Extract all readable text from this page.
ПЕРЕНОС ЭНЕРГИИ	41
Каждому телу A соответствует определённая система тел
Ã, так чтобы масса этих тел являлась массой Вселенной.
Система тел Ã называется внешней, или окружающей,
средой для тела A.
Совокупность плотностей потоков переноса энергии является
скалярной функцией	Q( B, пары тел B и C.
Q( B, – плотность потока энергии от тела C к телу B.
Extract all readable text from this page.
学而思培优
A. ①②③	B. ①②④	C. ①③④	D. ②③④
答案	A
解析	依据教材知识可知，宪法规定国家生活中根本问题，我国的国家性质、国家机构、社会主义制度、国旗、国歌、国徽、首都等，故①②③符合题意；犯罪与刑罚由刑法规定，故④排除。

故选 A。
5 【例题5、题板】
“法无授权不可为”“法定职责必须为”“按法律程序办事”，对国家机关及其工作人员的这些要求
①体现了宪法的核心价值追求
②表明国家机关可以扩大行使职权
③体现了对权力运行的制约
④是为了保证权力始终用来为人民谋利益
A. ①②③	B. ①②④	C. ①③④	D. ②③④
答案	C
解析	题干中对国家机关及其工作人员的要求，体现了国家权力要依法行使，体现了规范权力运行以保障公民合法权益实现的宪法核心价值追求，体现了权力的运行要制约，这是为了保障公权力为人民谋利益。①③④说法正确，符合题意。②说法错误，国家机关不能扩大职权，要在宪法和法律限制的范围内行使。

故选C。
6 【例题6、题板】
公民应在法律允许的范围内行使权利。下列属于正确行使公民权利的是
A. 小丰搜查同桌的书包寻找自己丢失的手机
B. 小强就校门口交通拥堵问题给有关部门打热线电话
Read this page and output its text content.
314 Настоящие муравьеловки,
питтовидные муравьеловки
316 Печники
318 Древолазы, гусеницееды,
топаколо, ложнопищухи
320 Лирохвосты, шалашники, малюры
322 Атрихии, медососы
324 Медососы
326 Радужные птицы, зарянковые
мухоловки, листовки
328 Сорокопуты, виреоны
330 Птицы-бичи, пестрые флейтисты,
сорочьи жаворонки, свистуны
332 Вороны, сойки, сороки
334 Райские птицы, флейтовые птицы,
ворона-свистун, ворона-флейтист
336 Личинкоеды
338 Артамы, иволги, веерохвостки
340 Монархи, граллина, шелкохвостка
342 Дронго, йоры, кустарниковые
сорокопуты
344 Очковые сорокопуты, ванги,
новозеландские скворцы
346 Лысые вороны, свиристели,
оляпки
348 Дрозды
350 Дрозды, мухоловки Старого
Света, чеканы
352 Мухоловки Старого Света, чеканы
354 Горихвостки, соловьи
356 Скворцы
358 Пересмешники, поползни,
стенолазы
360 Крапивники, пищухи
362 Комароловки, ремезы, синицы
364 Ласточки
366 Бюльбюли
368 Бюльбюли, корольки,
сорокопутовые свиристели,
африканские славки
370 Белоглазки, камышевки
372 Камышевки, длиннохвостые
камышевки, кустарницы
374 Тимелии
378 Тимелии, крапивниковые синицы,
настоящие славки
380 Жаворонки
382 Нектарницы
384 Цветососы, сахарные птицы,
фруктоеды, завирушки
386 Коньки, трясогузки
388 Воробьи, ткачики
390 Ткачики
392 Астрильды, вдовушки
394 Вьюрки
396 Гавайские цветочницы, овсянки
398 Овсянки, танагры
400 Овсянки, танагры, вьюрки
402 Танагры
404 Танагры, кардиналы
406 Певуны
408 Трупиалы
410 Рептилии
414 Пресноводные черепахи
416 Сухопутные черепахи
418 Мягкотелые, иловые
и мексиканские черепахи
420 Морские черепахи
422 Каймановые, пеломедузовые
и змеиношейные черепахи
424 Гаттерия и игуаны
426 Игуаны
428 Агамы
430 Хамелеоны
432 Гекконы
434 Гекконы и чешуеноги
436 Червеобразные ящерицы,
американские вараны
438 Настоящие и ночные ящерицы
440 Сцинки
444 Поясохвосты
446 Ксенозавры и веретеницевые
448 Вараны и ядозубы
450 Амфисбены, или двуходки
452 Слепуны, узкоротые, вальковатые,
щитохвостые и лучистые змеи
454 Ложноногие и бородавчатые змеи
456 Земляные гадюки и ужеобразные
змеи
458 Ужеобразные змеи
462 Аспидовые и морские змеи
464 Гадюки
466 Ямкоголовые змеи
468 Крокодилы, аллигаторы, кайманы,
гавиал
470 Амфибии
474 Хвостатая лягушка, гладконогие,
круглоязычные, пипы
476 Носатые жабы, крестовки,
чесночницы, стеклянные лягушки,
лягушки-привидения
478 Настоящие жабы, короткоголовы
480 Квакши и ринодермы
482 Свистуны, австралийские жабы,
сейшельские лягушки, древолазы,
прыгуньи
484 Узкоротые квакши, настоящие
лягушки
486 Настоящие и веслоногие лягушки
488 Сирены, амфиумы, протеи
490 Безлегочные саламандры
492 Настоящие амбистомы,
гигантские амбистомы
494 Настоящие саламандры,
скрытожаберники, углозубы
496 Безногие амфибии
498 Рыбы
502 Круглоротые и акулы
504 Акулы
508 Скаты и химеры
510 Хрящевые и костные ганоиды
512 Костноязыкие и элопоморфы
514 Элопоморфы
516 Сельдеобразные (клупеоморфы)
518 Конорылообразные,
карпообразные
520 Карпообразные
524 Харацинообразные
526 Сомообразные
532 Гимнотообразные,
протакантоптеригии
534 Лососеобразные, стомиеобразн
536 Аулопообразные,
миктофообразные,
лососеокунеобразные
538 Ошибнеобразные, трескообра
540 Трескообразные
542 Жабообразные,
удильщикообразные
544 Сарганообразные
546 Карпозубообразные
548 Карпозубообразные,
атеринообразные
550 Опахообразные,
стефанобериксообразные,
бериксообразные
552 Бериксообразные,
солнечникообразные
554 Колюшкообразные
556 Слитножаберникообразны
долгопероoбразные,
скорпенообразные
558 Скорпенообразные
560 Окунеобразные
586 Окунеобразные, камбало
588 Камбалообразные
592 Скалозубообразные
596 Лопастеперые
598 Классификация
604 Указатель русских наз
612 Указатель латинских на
⁂
## DIRECTIONS
In the material above, find each line that contains the word "свиристели", and select it.

## REPLY
346 Лысые вороны, свиристели,
сорокопутовые свиристели,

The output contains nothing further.